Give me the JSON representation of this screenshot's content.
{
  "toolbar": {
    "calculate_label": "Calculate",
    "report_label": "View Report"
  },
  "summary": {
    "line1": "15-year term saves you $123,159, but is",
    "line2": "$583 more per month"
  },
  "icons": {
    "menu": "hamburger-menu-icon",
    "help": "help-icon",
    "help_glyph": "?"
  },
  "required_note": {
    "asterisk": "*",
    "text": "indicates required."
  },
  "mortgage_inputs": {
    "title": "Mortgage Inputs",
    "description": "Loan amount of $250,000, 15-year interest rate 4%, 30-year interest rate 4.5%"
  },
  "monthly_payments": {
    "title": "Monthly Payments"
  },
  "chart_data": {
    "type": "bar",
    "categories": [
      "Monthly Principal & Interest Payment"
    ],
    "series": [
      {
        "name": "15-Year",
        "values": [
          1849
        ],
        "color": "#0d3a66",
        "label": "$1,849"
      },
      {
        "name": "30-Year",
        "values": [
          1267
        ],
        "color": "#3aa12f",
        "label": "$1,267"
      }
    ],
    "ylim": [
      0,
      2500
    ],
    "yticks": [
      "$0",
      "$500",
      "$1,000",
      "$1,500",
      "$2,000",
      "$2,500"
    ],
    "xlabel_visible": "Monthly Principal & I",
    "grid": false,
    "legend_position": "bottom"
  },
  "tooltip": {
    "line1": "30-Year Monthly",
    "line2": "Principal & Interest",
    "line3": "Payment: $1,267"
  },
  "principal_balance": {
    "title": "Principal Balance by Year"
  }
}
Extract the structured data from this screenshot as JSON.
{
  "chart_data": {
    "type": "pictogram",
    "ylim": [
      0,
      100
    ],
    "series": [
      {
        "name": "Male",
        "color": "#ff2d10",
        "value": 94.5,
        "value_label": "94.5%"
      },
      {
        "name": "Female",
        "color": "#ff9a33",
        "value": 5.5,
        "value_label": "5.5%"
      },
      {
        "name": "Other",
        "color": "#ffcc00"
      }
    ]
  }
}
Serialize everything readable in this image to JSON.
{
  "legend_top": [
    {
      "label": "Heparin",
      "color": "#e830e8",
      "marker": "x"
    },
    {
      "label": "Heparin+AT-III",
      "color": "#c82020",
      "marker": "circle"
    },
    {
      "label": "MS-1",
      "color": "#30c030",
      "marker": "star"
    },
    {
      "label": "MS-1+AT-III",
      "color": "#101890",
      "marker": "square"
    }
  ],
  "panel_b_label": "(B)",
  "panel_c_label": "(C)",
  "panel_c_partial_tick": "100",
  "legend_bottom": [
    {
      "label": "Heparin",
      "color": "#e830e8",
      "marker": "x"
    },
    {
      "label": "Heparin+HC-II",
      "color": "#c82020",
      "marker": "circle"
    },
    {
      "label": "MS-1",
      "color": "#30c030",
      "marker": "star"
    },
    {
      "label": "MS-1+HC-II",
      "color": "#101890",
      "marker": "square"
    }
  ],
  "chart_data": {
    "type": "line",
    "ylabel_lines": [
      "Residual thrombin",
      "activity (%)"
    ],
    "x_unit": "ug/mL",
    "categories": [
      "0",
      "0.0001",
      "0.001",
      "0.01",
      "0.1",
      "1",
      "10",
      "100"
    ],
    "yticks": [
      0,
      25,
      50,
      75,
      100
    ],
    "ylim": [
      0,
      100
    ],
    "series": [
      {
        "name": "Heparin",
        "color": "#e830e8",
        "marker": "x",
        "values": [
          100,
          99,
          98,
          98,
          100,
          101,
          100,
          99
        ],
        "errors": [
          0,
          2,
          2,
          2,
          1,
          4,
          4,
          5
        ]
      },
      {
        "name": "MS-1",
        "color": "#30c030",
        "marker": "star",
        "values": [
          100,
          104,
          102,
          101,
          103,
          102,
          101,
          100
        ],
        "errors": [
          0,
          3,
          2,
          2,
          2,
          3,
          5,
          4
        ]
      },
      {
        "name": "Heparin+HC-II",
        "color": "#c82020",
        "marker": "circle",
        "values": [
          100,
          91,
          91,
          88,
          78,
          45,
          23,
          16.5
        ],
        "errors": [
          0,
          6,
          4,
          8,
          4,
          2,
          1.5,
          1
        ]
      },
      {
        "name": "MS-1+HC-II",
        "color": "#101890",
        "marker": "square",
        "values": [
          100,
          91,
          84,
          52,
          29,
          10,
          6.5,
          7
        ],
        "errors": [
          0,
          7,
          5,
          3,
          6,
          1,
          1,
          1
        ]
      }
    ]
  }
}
══════
[Task to complete]
Could you quote the material above in full, exactly as it stands?

[Correct answer]
Give me the JSON representation of this screenshot's content.
{
  "toolbar": {
    "calculate_label": "Calculate",
    "report_label": "View Report"
  },
  "summary": {
    "line1": "15-year term saves you $123,159, but is",
    "line2": "$583 more per month"
  },
  "icons": {
    "menu": "hamburger-menu-icon",
    "help": "help-icon",
    "help_glyph": "?"
  },
  "required_note": {
    "asterisk": "*",
    "text": "indicates required."
  },
  "mortgage_inputs": {
    "title": "Mortgage Inputs",
    "description": "Loan amount of $250,000, 15-year interest rate 4%, 30-year interest rate 4.5%"
  },
  "monthly_payments": {
    "title": "Monthly Payments"
  },
  "chart_data": {
    "type": "bar",
    "categories": [
      "Monthly Principal & Interest Payment"
    ],
    "series": [
      {
        "name": "15-Year",
        "values": [
          1849
        ],
        "color": "#0d3a66",
        "label": "$1,849"
      },
      {
        "name": "30-Year",
        "values": [
          1267
        ],
        "color": "#3aa12f",
        "label": "$1,267"
      }
    ],
    "ylim": [
      0,
      2500
    ],
    "yticks": [
      "$0",
      "$500",
      "$1,000",
      "$1,500",
      "$2,000",
      "$2,500"
    ],
    "xlabel_visible": "Monthly Principal & I",
    "grid": false,
    "legend_position": "bottom"
  },
  "tooltip": {
    "line1": "30-Year Monthly",
    "line2": "Principal & Interest",
    "line3": "Payment: $1,267"
  },
  "principal_balance": {
    "title": "Principal Balance by Year"
  }
}
Extract the structured data from this screenshot as JSON.
{
  "chart_data": {
    "type": "pictogram",
    "ylim": [
      0,
      100
    ],
    "series": [
      {
        "name": "Male",
        "color": "#ff2d10",
        "value": 94.5,
        "value_label": "94.5%"
      },
      {
        "name": "Female",
        "color": "#ff9a33",
        "value": 5.5,
        "value_label": "5.5%"
      },
      {
        "name": "Other",
        "color": "#ffcc00"
      }
    ]
  }
}
Serialize everything readable in this image to JSON.
{
  "legend_top": [
    {
      "label": "Heparin",
      "color": "#e830e8",
      "marker": "x"
    },
    {
      "label": "Heparin+AT-III",
      "color": "#c82020",
      "marker": "circle"
    },
    {
      "label": "MS-1",
      "color": "#30c030",
      "marker": "star"
    },
    {
      "label": "MS-1+AT-III",
      "color": "#101890",
      "marker": "square"
    }
  ],
  "panel_b_label": "(B)",
  "panel_c_label": "(C)",
  "panel_c_partial_tick": "100",
  "legend_bottom": [
    {
      "label": "Heparin",
      "color": "#e830e8",
      "marker": "x"
    },
    {
      "label": "Heparin+HC-II",
      "color": "#c82020",
      "marker": "circle"
    },
    {
      "label": "MS-1",
      "color": "#30c030",
      "marker": "star"
    },
    {
      "label": "MS-1+HC-II",
      "color": "#101890",
      "marker": "square"
    }
  ],
  "chart_data": {
    "type": "line",
    "ylabel_lines": [
      "Residual thrombin",
      "activity (%)"
    ],
    "x_unit": "ug/mL",
    "categories": [
      "0",
      "0.0001",
      "0.001",
      "0.01",
      "0.1",
      "1",
      "10",
      "100"
    ],
    "yticks": [
      0,
      25,
      50,
      75,
      100
    ],
    "ylim": [
      0,
      100
    ],
    "series": [
      {
        "name": "Heparin",
        "color": "#e830e8",
        "marker": "x",
        "values": [
          100,
          99,
          98,
          98,
          100,
          101,
          100,
          99
        ],
        "errors": [
          0,
          2,
          2,
          2,
          1,
          4,
          4,
          5
        ]
      },
      {
        "name": "MS-1",
        "color": "#30c030",
        "marker": "star",
        "values": [
          100,
          104,
          102,
          101,
          103,
          102,
          101,
          100
        ],
        "errors": [
          0,
          3,
          2,
          2,
          2,
          3,
          5,
          4
        ]
      },
      {
        "name": "Heparin+HC-II",
        "color": "#c82020",
        "marker": "circle",
        "values": [
          100,
          91,
          91,
          88,
          78,
          45,
          23,
          16.5
        ],
        "errors": [
          0,
          6,
          4,
          8,
          4,
          2,
          1.5,
          1
        ]
      },
      {
        "name": "MS-1+HC-II",
        "color": "#101890",
        "marker": "square",
        "values": [
          100,
          91,
          84,
          52,
          29,
          10,
          6.5,
          7
        ],
        "errors": [
          0,
          7,
          5,
          3,
          6,
          1,
          1,
          1
        ]
      }
    ]
  }
}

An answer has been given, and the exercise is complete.